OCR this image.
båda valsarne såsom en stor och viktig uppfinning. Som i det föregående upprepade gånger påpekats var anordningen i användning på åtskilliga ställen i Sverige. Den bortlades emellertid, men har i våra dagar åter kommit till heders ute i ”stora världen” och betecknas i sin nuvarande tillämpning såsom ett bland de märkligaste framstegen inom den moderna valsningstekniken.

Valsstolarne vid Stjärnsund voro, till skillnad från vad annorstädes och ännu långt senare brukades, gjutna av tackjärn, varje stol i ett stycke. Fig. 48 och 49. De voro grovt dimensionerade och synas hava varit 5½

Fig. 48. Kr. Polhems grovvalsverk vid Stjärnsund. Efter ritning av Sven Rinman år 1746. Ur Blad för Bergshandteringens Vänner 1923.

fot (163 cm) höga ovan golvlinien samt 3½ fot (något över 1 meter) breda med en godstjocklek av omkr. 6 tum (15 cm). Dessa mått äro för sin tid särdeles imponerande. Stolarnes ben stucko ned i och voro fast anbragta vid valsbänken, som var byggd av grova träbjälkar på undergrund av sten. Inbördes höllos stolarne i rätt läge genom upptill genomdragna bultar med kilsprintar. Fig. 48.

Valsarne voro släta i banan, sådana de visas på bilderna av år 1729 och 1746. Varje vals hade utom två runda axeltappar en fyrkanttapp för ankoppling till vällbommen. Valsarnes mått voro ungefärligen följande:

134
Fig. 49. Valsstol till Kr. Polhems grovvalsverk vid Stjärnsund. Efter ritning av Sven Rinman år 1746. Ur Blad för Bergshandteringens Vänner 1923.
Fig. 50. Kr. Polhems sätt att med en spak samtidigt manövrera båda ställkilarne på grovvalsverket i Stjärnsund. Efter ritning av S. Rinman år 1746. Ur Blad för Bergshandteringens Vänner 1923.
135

□ □ □ □

Task statement:
In the entries above, identify each line that includes the string "Stjärnsund", then copy it.

Response to this exercise:
Valsstolarne vid Stjärnsund voro, till skillnad från vad annorstädes och ännu långt senare brukades, gjutna av tackjärn, varje stol i ett stycke. Fig. 48 och 49. De voro grovt dimensionerade och synas hava varit 5½
Fig. 48. Kr. Polhems grovvalsverk vid Stjärnsund. Efter ritning av Sven Rinman år 1746. Ur Blad för Bergshandteringens Vänner 1923.
Fig. 49. Valsstol till Kr. Polhems grovvalsverk vid Stjärnsund. Efter ritning av Sven Rinman år 1746. Ur Blad för Bergshandteringens Vänner 1923.
Fig. 50. Kr. Polhems sätt att med en spak samtidigt manövrera båda ställkilarne på grovvalsverket i Stjärnsund. Efter ritning av S. Rinman år 1746. Ur Blad för Bergshandteringens Vänner 1923.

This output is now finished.